* _GIVEN INSTRUCTION_
Reproduce all lines of the listing below in which the word "Hertzsprung" occurs.

* _SUPPLIED RECORDS_
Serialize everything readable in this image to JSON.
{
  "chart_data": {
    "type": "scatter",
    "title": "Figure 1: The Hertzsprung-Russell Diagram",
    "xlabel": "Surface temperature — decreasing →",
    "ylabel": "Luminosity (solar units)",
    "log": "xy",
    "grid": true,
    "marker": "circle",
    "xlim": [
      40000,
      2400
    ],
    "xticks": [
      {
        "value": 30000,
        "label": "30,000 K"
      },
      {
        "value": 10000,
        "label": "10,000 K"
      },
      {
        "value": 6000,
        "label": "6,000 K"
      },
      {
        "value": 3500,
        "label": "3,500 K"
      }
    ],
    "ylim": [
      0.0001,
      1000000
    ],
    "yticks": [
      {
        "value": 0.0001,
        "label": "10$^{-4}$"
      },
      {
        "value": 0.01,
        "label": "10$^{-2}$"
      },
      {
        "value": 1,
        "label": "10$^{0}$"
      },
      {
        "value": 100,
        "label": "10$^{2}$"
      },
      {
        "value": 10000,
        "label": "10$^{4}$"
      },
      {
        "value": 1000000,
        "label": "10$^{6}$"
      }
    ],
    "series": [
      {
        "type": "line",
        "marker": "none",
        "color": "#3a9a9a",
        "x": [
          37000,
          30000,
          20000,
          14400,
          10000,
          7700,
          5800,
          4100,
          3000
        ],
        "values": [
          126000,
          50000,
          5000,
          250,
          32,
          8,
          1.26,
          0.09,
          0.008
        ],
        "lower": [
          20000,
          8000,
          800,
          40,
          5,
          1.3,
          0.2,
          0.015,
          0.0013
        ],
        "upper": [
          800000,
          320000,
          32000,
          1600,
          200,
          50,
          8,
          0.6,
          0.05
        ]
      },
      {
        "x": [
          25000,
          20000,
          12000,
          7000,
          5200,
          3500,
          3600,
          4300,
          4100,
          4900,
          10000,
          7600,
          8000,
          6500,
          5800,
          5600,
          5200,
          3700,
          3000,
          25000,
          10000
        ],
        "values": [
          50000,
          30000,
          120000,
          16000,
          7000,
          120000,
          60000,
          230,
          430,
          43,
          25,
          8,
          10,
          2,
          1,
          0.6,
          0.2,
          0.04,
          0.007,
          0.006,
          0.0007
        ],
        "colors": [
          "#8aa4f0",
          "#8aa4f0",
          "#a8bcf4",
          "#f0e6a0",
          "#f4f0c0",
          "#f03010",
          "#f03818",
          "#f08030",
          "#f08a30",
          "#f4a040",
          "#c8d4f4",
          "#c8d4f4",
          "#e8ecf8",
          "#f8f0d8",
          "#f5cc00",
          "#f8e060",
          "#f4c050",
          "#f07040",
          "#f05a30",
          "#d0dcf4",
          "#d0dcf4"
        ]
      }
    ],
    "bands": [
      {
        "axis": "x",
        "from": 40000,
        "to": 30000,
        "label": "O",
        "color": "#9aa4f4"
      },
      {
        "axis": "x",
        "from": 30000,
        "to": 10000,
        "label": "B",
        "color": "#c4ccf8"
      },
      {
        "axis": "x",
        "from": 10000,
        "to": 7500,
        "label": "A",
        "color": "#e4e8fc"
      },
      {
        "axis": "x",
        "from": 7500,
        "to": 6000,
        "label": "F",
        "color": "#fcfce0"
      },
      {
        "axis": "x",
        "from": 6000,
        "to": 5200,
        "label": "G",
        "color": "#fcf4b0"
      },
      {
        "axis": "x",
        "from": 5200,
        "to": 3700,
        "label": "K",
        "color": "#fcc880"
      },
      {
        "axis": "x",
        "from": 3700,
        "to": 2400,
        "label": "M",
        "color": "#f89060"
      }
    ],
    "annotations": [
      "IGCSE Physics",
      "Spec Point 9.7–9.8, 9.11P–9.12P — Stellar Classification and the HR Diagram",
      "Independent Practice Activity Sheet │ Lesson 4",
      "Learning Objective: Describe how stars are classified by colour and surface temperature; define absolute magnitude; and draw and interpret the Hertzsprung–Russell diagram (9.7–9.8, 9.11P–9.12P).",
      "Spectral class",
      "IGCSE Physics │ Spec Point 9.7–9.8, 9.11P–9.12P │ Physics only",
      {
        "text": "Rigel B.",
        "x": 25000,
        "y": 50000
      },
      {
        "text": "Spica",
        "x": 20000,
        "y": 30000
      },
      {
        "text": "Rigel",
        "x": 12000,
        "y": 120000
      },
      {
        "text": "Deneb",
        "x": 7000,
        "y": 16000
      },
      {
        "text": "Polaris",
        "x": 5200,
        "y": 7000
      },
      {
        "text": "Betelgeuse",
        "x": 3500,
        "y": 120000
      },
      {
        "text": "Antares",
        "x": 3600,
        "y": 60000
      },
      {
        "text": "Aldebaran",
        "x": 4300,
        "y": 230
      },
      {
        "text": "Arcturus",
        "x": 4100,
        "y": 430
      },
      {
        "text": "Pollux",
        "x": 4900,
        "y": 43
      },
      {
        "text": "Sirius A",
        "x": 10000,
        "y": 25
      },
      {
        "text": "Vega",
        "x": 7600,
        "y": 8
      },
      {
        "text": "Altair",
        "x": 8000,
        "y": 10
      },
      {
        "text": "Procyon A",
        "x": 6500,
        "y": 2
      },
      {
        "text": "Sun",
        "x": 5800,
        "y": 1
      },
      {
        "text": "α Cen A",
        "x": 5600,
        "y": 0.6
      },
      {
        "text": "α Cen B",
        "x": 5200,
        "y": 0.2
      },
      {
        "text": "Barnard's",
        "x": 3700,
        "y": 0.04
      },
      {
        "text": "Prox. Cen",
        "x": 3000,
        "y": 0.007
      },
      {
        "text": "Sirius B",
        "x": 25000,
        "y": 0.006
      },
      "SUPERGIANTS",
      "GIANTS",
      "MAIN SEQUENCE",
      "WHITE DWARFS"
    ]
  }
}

* _WRITTEN SOLUTION_
    "title": "Figure 1: The Hertzsprung-Russell Diagram",
      "Learning Objective: Describe how stars are classified by colour and surface temperature; define absolute magnitude; and draw and interpret the Hertzsprung–Russell diagram (9.7–9.8, 9.11P–9.12P).",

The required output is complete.